** START OF Data to process **

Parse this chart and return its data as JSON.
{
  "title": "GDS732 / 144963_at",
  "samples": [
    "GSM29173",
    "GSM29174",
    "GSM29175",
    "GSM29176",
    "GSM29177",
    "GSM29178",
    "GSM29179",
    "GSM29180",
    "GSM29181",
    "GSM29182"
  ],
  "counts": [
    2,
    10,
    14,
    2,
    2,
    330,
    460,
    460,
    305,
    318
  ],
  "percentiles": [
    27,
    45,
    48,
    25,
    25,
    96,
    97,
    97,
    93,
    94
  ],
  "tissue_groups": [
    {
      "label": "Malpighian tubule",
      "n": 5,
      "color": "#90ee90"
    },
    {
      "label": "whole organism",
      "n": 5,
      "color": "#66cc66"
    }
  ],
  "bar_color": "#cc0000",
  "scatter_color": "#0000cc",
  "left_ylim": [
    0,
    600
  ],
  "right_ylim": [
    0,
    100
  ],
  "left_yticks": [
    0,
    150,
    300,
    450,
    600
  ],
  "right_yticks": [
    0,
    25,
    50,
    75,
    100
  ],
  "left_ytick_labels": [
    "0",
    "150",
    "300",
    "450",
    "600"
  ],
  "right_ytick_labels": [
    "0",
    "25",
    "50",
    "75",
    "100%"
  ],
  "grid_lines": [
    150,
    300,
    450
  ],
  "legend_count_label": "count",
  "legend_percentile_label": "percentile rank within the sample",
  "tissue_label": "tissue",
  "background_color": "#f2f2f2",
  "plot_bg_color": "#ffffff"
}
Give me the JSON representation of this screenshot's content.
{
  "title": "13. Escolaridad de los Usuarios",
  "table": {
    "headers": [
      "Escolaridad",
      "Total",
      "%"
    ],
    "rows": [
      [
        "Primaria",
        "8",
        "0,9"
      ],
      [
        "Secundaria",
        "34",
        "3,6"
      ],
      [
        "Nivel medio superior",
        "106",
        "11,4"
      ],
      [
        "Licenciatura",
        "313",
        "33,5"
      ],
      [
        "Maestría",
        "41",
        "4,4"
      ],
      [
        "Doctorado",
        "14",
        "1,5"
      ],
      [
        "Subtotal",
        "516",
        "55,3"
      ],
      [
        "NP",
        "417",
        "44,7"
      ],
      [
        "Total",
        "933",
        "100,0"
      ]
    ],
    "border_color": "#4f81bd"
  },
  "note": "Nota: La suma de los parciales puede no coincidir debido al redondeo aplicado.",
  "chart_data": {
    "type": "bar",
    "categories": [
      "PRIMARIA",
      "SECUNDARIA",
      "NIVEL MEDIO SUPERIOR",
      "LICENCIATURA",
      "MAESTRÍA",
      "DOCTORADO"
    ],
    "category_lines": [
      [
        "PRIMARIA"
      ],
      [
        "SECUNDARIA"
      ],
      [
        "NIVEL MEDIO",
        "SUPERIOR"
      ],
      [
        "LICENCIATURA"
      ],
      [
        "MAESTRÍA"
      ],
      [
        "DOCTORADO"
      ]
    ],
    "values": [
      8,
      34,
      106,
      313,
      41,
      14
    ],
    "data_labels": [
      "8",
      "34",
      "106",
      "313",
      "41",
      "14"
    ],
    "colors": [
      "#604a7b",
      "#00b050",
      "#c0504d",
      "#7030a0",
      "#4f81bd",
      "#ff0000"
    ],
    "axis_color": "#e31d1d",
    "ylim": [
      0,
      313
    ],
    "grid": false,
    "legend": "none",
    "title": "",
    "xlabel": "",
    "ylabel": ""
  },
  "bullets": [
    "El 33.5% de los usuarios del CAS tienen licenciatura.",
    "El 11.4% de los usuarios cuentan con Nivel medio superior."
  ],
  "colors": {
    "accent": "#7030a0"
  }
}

** END OF Data to process **

**Task brief:** Extract all lines from the data in which "JSON" is found.

**Result of the exercise:**
Parse this chart and return its data as JSON.
Give me the JSON representation of this screenshot's content.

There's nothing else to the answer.